# [Available records]
************

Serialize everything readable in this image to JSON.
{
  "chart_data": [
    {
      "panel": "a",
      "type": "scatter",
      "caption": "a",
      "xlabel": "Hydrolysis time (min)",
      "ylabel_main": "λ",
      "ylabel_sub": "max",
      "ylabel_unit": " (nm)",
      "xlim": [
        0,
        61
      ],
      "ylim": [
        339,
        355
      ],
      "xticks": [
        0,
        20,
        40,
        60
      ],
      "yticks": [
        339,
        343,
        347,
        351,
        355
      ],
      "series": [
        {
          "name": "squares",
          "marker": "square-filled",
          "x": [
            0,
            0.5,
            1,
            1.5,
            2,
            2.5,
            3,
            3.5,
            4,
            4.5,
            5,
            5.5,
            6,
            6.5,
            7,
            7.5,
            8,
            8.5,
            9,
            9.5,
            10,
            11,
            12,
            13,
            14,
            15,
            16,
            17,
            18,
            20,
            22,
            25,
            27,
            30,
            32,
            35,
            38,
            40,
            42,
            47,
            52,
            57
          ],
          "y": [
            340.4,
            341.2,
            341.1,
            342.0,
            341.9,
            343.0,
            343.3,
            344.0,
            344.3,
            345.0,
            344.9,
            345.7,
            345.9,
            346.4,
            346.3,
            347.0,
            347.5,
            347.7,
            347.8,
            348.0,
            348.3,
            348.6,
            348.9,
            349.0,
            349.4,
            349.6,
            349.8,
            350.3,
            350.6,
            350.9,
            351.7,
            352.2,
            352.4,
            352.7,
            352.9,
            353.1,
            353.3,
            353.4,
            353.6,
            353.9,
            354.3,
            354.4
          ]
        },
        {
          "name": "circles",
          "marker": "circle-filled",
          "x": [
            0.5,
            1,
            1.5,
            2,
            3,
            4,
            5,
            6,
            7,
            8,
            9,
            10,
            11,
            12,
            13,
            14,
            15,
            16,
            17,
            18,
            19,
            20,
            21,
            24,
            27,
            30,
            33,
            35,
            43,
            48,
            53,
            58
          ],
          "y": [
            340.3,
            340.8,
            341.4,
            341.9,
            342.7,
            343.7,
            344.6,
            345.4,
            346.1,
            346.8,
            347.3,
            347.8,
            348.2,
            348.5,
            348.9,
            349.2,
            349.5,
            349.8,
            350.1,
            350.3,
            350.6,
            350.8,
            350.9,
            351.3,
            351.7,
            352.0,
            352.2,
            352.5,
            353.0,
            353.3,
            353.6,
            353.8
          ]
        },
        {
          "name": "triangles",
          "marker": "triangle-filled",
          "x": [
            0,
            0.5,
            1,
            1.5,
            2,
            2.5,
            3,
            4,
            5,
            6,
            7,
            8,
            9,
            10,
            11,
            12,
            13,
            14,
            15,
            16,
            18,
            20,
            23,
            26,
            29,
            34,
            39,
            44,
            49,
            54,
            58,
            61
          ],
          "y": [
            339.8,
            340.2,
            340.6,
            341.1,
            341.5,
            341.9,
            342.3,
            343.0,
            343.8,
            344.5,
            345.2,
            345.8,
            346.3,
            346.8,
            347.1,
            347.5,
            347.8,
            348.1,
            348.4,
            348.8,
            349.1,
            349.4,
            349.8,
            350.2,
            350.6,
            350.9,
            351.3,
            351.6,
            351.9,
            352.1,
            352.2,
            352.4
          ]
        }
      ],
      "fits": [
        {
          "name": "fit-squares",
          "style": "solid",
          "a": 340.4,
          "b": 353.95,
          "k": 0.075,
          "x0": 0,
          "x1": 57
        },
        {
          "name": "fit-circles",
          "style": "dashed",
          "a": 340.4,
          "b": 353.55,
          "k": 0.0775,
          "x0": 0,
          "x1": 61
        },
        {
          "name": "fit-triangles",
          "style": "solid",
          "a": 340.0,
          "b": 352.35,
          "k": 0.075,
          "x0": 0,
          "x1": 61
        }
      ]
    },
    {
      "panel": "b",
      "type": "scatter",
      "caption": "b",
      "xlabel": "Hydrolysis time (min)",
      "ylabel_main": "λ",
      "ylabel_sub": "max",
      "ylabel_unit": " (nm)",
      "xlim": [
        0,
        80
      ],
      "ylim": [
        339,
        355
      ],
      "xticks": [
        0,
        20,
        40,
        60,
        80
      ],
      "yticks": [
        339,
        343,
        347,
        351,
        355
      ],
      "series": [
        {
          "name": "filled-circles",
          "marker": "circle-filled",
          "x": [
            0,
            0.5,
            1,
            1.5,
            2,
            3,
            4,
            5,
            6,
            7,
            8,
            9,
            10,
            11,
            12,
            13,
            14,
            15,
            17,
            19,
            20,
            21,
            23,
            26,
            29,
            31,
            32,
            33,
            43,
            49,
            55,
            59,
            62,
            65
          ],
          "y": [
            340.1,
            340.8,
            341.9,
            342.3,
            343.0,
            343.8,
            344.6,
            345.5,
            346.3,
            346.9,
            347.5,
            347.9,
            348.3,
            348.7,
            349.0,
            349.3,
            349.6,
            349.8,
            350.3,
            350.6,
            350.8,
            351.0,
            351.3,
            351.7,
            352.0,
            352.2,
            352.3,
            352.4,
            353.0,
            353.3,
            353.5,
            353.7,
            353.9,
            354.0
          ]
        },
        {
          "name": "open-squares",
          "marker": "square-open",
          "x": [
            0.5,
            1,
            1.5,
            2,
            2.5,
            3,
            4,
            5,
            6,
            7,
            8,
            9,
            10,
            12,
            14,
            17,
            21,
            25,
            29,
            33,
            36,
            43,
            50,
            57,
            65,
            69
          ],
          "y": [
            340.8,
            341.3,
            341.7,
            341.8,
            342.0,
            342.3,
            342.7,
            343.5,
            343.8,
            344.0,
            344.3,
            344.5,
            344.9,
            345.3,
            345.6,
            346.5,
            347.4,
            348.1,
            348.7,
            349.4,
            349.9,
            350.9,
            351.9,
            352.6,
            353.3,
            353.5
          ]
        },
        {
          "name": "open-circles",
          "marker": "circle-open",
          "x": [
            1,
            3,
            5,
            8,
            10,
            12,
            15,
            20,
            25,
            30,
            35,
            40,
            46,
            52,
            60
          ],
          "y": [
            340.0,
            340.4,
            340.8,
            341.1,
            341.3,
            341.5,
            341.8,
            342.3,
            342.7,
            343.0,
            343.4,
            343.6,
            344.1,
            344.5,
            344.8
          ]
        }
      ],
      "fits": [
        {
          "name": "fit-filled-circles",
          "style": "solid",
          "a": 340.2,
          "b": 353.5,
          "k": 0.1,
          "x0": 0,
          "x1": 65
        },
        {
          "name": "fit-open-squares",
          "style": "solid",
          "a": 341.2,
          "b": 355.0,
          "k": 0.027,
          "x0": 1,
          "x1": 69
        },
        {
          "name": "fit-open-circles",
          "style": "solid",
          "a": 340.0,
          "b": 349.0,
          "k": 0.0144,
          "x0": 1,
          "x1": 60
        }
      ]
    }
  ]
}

************

# [What is asked]
Find and copy every line in the entries above where the string "circles" occurs.

# [Answer below]
          "name": "circles",
          "name": "fit-circles",
          "name": "filled-circles",
          "name": "open-circles",
          "name": "fit-filled-circles",
          "name": "fit-open-circles",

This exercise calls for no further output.